Written problem: In full and without deviation, write out the entries that follow.

Extracted entries:
— BEGIN —
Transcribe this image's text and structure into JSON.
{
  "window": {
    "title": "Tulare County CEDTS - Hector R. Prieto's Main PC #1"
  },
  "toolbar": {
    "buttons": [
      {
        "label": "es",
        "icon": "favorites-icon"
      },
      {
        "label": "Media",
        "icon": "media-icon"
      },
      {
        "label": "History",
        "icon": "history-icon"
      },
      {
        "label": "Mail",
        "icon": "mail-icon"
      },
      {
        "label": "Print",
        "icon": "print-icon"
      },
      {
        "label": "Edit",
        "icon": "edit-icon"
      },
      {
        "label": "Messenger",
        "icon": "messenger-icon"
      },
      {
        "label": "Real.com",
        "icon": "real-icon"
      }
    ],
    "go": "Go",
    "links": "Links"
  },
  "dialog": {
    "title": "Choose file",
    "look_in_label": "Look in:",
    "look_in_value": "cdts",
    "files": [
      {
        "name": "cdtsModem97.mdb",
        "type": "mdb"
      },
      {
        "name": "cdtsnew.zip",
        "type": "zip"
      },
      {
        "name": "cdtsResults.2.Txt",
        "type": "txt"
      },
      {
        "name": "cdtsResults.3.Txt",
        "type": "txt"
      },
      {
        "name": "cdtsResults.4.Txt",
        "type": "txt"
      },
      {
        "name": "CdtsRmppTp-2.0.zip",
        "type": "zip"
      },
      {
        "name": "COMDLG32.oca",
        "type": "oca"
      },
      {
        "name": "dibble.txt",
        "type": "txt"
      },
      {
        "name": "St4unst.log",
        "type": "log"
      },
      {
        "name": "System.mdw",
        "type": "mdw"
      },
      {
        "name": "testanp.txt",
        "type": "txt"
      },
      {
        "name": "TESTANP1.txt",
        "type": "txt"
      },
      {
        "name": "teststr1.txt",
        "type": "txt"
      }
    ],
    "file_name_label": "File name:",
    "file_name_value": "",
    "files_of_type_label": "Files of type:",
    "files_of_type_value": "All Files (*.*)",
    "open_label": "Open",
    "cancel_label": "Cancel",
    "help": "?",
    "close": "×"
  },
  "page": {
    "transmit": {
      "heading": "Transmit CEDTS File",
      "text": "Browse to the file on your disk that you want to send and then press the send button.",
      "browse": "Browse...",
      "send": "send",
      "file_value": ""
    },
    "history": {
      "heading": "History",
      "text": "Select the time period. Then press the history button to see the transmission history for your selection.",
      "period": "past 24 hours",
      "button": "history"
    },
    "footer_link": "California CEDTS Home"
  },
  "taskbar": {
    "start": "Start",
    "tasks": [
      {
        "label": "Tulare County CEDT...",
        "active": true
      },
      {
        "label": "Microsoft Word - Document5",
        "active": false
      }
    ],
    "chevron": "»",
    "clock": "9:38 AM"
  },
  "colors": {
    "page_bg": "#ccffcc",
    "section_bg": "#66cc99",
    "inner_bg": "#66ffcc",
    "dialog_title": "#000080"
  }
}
— END —
Solution to the problem:
Transcribe this image's text and structure into JSON.
{
  "window": {
    "title": "Tulare County CEDTS - Hector R. Prieto's Main PC #1"
  },
  "toolbar": {
    "buttons": [
      {
        "label": "es",
        "icon": "favorites-icon"
      },
      {
        "label": "Media",
        "icon": "media-icon"
      },
      {
        "label": "History",
        "icon": "history-icon"
      },
      {
        "label": "Mail",
        "icon": "mail-icon"
      },
      {
        "label": "Print",
        "icon": "print-icon"
      },
      {
        "label": "Edit",
        "icon": "edit-icon"
      },
      {
        "label": "Messenger",
        "icon": "messenger-icon"
      },
      {
        "label": "Real.com",
        "icon": "real-icon"
      }
    ],
    "go": "Go",
    "links": "Links"
  },
  "dialog": {
    "title": "Choose file",
    "look_in_label": "Look in:",
    "look_in_value": "cdts",
    "files": [
      {
        "name": "cdtsModem97.mdb",
        "type": "mdb"
      },
      {
        "name": "cdtsnew.zip",
        "type": "zip"
      },
      {
        "name": "cdtsResults.2.Txt",
        "type": "txt"
      },
      {
        "name": "cdtsResults.3.Txt",
        "type": "txt"
      },
      {
        "name": "cdtsResults.4.Txt",
        "type": "txt"
      },
      {
        "name": "CdtsRmppTp-2.0.zip",
        "type": "zip"
      },
      {
        "name": "COMDLG32.oca",
        "type": "oca"
      },
      {
        "name": "dibble.txt",
        "type": "txt"
      },
      {
        "name": "St4unst.log",
        "type": "log"
      },
      {
        "name": "System.mdw",
        "type": "mdw"
      },
      {
        "name": "testanp.txt",
        "type": "txt"
      },
      {
        "name": "TESTANP1.txt",
        "type": "txt"
      },
      {
        "name": "teststr1.txt",
        "type": "txt"
      }
    ],
    "file_name_label": "File name:",
    "file_name_value": "",
    "files_of_type_label": "Files of type:",
    "files_of_type_value": "All Files (*.*)",
    "open_label": "Open",
    "cancel_label": "Cancel",
    "help": "?",
    "close": "×"
  },
  "page": {
    "transmit": {
      "heading": "Transmit CEDTS File",
      "text": "Browse to the file on your disk that you want to send and then press the send button.",
      "browse": "Browse...",
      "send": "send",
      "file_value": ""
    },
    "history": {
      "heading": "History",
      "text": "Select the time period. Then press the history button to see the transmission history for your selection.",
      "period": "past 24 hours",
      "button": "history"
    },
    "footer_link": "California CEDTS Home"
  },
  "taskbar": {
    "start": "Start",
    "tasks": [
      {
        "label": "Tulare County CEDT...",
        "active": true
      },
      {
        "label": "Microsoft Word - Document5",
        "active": false
      }
    ],
    "chevron": "»",
    "clock": "9:38 AM"
  },
  "colors": {
    "page_bg": "#ccffcc",
    "section_bg": "#66cc99",
    "inner_bg": "#66ffcc",
    "dialog_title": "#000080"
  }
}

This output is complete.